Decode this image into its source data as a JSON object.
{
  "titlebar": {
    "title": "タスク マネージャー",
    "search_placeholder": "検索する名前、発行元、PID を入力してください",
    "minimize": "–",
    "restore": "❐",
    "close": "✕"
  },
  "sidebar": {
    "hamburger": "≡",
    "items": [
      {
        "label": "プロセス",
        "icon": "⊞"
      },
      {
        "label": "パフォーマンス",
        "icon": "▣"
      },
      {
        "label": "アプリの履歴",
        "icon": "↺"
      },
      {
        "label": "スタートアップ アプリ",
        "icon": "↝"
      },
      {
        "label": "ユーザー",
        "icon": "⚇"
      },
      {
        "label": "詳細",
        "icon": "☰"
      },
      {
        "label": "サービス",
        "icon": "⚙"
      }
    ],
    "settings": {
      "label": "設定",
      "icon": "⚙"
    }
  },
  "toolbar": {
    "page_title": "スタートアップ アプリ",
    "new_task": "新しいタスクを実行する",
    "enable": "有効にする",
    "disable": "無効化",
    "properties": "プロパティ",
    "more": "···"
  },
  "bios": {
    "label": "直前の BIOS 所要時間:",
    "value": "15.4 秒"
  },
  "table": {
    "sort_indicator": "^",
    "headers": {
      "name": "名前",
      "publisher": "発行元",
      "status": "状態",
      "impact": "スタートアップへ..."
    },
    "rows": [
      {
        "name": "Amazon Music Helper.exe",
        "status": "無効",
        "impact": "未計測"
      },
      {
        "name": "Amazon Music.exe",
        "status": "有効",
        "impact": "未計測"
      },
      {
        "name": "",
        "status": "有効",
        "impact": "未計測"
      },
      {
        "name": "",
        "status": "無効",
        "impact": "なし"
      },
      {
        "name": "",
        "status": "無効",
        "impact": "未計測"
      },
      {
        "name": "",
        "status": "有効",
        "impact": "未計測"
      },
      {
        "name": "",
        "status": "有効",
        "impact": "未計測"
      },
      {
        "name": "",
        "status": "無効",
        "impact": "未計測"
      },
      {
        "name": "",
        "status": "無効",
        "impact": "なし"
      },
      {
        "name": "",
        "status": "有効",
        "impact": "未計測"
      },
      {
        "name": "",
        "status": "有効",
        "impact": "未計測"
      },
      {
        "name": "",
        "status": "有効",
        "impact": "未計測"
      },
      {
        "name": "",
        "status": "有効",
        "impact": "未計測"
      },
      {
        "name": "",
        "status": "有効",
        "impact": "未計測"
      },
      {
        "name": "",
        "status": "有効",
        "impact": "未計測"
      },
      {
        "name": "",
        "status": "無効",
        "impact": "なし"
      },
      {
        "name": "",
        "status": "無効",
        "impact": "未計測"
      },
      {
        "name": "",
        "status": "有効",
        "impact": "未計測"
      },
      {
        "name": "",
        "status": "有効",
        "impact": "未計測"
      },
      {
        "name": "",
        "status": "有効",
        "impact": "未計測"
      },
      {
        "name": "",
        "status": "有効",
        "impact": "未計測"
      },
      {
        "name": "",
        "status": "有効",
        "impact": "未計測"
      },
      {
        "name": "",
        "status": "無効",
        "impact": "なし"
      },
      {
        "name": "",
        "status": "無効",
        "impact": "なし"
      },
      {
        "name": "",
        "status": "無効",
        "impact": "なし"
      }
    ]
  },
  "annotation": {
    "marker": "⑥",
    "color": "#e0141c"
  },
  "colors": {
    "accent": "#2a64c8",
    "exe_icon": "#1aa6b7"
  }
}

-=-=-

» **TASK OBJECTIVE**
Copy every record exactly, with nothing added or dropped.

» **WRITTEN REPLY**
Decode this image into its source data as a JSON object.
{
  "titlebar": {
    "title": "タスク マネージャー",
    "search_placeholder": "検索する名前、発行元、PID を入力してください",
    "minimize": "–",
    "restore": "❐",
    "close": "✕"
  },
  "sidebar": {
    "hamburger": "≡",
    "items": [
      {
        "label": "プロセス",
        "icon": "⊞"
      },
      {
        "label": "パフォーマンス",
        "icon": "▣"
      },
      {
        "label": "アプリの履歴",
        "icon": "↺"
      },
      {
        "label": "スタートアップ アプリ",
        "icon": "↝"
      },
      {
        "label": "ユーザー",
        "icon": "⚇"
      },
      {
        "label": "詳細",
        "icon": "☰"
      },
      {
        "label": "サービス",
        "icon": "⚙"
      }
    ],
    "settings": {
      "label": "設定",
      "icon": "⚙"
    }
  },
  "toolbar": {
    "page_title": "スタートアップ アプリ",
    "new_task": "新しいタスクを実行する",
    "enable": "有効にする",
    "disable": "無効化",
    "properties": "プロパティ",
    "more": "···"
  },
  "bios": {
    "label": "直前の BIOS 所要時間:",
    "value": "15.4 秒"
  },
  "table": {
    "sort_indicator": "^",
    "headers": {
      "name": "名前",
      "publisher": "発行元",
      "status": "状態",
      "impact": "スタートアップへ..."
    },
    "rows": [
      {
        "name": "Amazon Music Helper.exe",
        "status": "無効",
        "impact": "未計測"
      },
      {
        "name": "Amazon Music.exe",
        "status": "有効",
        "impact": "未計測"
      },
      {
        "name": "",
        "status": "有効",
        "impact": "未計測"
      },
      {
        "name": "",
        "status": "無効",
        "impact": "なし"
      },
      {
        "name": "",
        "status": "無効",
        "impact": "未計測"
      },
      {
        "name": "",
        "status": "有効",
        "impact": "未計測"
      },
      {
        "name": "",
        "status": "有効",
        "impact": "未計測"
      },
      {
        "name": "",
        "status": "無効",
        "impact": "未計測"
      },
      {
        "name": "",
        "status": "無効",
        "impact": "なし"
      },
      {
        "name": "",
        "status": "有効",
        "impact": "未計測"
      },
      {
        "name": "",
        "status": "有効",
        "impact": "未計測"
      },
      {
        "name": "",
        "status": "有効",
        "impact": "未計測"
      },
      {
        "name": "",
        "status": "有効",
        "impact": "未計測"
      },
      {
        "name": "",
        "status": "有効",
        "impact": "未計測"
      },
      {
        "name": "",
        "status": "有効",
        "impact": "未計測"
      },
      {
        "name": "",
        "status": "無効",
        "impact": "なし"
      },
      {
        "name": "",
        "status": "無効",
        "impact": "未計測"
      },
      {
        "name": "",
        "status": "有効",
        "impact": "未計測"
      },
      {
        "name": "",
        "status": "有効",
        "impact": "未計測"
      },
      {
        "name": "",
        "status": "有効",
        "impact": "未計測"
      },
      {
        "name": "",
        "status": "有効",
        "impact": "未計測"
      },
      {
        "name": "",
        "status": "有効",
        "impact": "未計測"
      },
      {
        "name": "",
        "status": "無効",
        "impact": "なし"
      },
      {
        "name": "",
        "status": "無効",
        "impact": "なし"
      },
      {
        "name": "",
        "status": "無効",
        "impact": "なし"
      }
    ]
  },
  "annotation": {
    "marker": "⑥",
    "color": "#e0141c"
  },
  "colors": {
    "accent": "#2a64c8",
    "exe_icon": "#1aa6b7"
  }
}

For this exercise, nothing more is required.